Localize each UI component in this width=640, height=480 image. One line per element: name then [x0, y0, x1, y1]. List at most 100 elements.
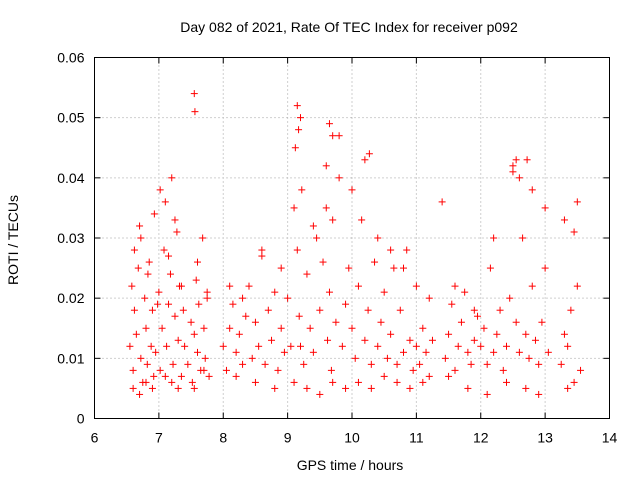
data-point [268, 336, 276, 344]
data-point [130, 246, 138, 254]
data-point [544, 348, 552, 356]
data-point [564, 342, 572, 350]
data-point [290, 204, 298, 212]
data-point [126, 342, 134, 350]
data-point [161, 372, 169, 380]
data-point [329, 216, 337, 224]
x-tick-label: 11 [409, 430, 424, 446]
data-point [445, 372, 453, 380]
data-point [205, 372, 213, 380]
data-point [150, 372, 158, 380]
data-point [156, 186, 164, 194]
data-point [177, 282, 185, 290]
data-point [509, 168, 517, 176]
x-tick-label: 13 [537, 430, 553, 446]
data-point [141, 294, 149, 302]
data-points [126, 90, 585, 398]
data-point [329, 132, 337, 140]
data-point [137, 354, 145, 362]
y-tick-label: 0 [77, 411, 85, 427]
data-point [470, 336, 478, 344]
data-point [522, 384, 530, 392]
data-point [201, 354, 209, 362]
data-point [165, 300, 173, 308]
data-point [325, 288, 333, 296]
data-point [203, 294, 211, 302]
data-point [393, 378, 401, 386]
data-point [573, 282, 581, 290]
data-point [190, 330, 198, 338]
x-tick-label: 9 [284, 430, 292, 446]
data-point [147, 342, 155, 350]
data-point [425, 294, 433, 302]
x-tick-label: 12 [473, 430, 489, 446]
data-point [144, 270, 152, 278]
data-point [525, 354, 533, 362]
data-point [192, 276, 200, 284]
data-point [293, 102, 301, 110]
data-point [535, 360, 543, 368]
data-point [454, 342, 462, 350]
data-point [348, 324, 356, 332]
data-point [166, 270, 174, 278]
data-point [148, 306, 156, 314]
data-point [137, 234, 145, 242]
data-point [136, 390, 144, 398]
data-point [200, 324, 208, 332]
data-point [364, 306, 372, 314]
data-point [130, 306, 138, 314]
data-point [191, 108, 199, 116]
data-point [335, 132, 343, 140]
data-point [291, 144, 299, 152]
data-point [515, 174, 523, 182]
x-axis-label: GPS time / hours [297, 457, 404, 473]
x-tick-labels: 6 7 8 9 10 11 12 13 14 [91, 430, 618, 446]
data-point [309, 222, 317, 230]
data-point [168, 174, 176, 182]
data-point [316, 306, 324, 314]
y-axis-label: ROTI / TECUs [5, 195, 21, 285]
data-point [134, 264, 142, 272]
data-point [393, 360, 401, 368]
data-point [195, 300, 203, 308]
data-point [136, 222, 144, 230]
data-point [374, 342, 382, 350]
data-point [226, 282, 234, 290]
data-point [155, 288, 163, 296]
data-point [470, 306, 478, 314]
data-point [358, 216, 366, 224]
data-point [255, 342, 263, 350]
data-point [179, 306, 187, 314]
data-point [528, 186, 536, 194]
data-point [541, 204, 549, 212]
data-point [258, 246, 266, 254]
data-point [150, 210, 158, 218]
data-point [232, 348, 240, 356]
data-point [419, 324, 427, 332]
data-point [474, 312, 482, 320]
data-point [354, 378, 362, 386]
data-point [451, 282, 459, 290]
data-point [361, 156, 369, 164]
data-point [361, 336, 369, 344]
data-point [577, 366, 585, 374]
data-point [416, 360, 424, 368]
data-point [174, 336, 182, 344]
data-point [158, 324, 166, 332]
data-point [277, 264, 285, 272]
data-point [387, 330, 395, 338]
data-point [295, 126, 303, 134]
data-point [277, 324, 285, 332]
data-point [303, 384, 311, 392]
data-point [245, 282, 253, 290]
data-point [298, 186, 306, 194]
data-point [274, 366, 282, 374]
data-point [239, 360, 247, 368]
data-point [251, 378, 259, 386]
data-point [173, 228, 181, 236]
data-point [371, 258, 379, 266]
data-point [541, 264, 549, 272]
data-point [229, 300, 237, 308]
data-point [165, 252, 173, 260]
x-tick-label: 7 [155, 430, 163, 446]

**DIRECTIVE**. Output all of the material above as a numbered list, one line per item, with blank lines skipped and the picture left out.

**ANSWER IN FULL**.
1. Localize each UI component in this width=640, height=480 image. One line per element: name then [x0, y0, x1, y1]. List at most 100 elements.
2. data-point [268, 336, 276, 344]
3. data-point [130, 246, 138, 254]
4. data-point [544, 348, 552, 356]
5. data-point [564, 342, 572, 350]
6. data-point [290, 204, 298, 212]
7. data-point [126, 342, 134, 350]
8. data-point [161, 372, 169, 380]
9. data-point [329, 216, 337, 224]
10. x-tick-label: 11 [409, 430, 424, 446]
11. data-point [445, 372, 453, 380]
12. data-point [205, 372, 213, 380]
13. data-point [150, 372, 158, 380]
14. data-point [156, 186, 164, 194]
15. data-point [177, 282, 185, 290]
16. data-point [509, 168, 517, 176]
17. x-tick-label: 13 [537, 430, 553, 446]
18. data-point [141, 294, 149, 302]
19. data-points [126, 90, 585, 398]
20. data-point [329, 132, 337, 140]
21. data-point [137, 354, 145, 362]
22. y-tick-label: 0 [77, 411, 85, 427]
23. data-point [470, 336, 478, 344]
24. data-point [522, 384, 530, 392]
25. data-point [201, 354, 209, 362]
26. data-point [165, 300, 173, 308]
27. data-point [325, 288, 333, 296]
28. data-point [203, 294, 211, 302]
29. data-point [393, 378, 401, 386]
30. data-point [573, 282, 581, 290]
31. data-point [190, 330, 198, 338]
32. x-tick-label: 9 [284, 430, 292, 446]
33. data-point [147, 342, 155, 350]
34. data-point [425, 294, 433, 302]
35. x-tick-label: 12 [473, 430, 489, 446]
36. data-point [144, 270, 152, 278]
37. data-point [525, 354, 533, 362]
38. data-point [192, 276, 200, 284]
39. data-point [293, 102, 301, 110]
40. data-point [535, 360, 543, 368]
41. data-point [454, 342, 462, 350]
42. data-point [348, 324, 356, 332]
43. data-point [166, 270, 174, 278]
44. data-point [148, 306, 156, 314]
45. data-point [137, 234, 145, 242]
46. data-point [136, 390, 144, 398]
47. data-point [200, 324, 208, 332]
48. data-point [364, 306, 372, 314]
49. data-point [130, 306, 138, 314]
50. data-point [191, 108, 199, 116]
51. data-point [335, 132, 343, 140]
52. data-point [291, 144, 299, 152]
53. data-point [515, 174, 523, 182]
54. x-axis-label: GPS time / hours [297, 457, 404, 473]
55. x-tick-labels: 6 7 8 9 10 11 12 13 14 [91, 430, 618, 446]
56. data-point [309, 222, 317, 230]
57. data-point [168, 174, 176, 182]
58. data-point [316, 306, 324, 314]
59. y-axis-label: ROTI / TECUs [5, 195, 21, 285]
60. data-point [134, 264, 142, 272]
61. data-point [393, 360, 401, 368]
62. data-point [195, 300, 203, 308]
63. data-point [136, 222, 144, 230]
64. data-point [374, 342, 382, 350]
65. data-point [226, 282, 234, 290]
66. data-point [155, 288, 163, 296]
67. data-point [470, 306, 478, 314]
68. data-point [358, 216, 366, 224]
69. data-point [255, 342, 263, 350]
70. data-point [179, 306, 187, 314]
71. data-point [528, 186, 536, 194]
72. data-point [541, 204, 549, 212]
73. data-point [258, 246, 266, 254]
74. data-point [150, 210, 158, 218]
75. data-point [232, 348, 240, 356]
76. data-point [419, 324, 427, 332]
77. data-point [474, 312, 482, 320]
78. data-point [354, 378, 362, 386]
79. data-point [451, 282, 459, 290]
80. data-point [361, 156, 369, 164]
81. data-point [361, 336, 369, 344]
82. data-point [577, 366, 585, 374]
83. data-point [416, 360, 424, 368]
84. data-point [174, 336, 182, 344]
85. data-point [158, 324, 166, 332]
86. data-point [277, 264, 285, 272]
87. data-point [387, 330, 395, 338]
88. data-point [295, 126, 303, 134]
89. data-point [277, 324, 285, 332]
90. data-point [303, 384, 311, 392]
91. data-point [245, 282, 253, 290]
92. data-point [298, 186, 306, 194]
93. data-point [274, 366, 282, 374]
94. data-point [239, 360, 247, 368]
95. data-point [251, 378, 259, 386]
96. data-point [173, 228, 181, 236]
97. data-point [371, 258, 379, 266]
98. data-point [541, 264, 549, 272]
99. data-point [229, 300, 237, 308]
100. data-point [165, 252, 173, 260]
101. x-tick-label: 7 [155, 430, 163, 446]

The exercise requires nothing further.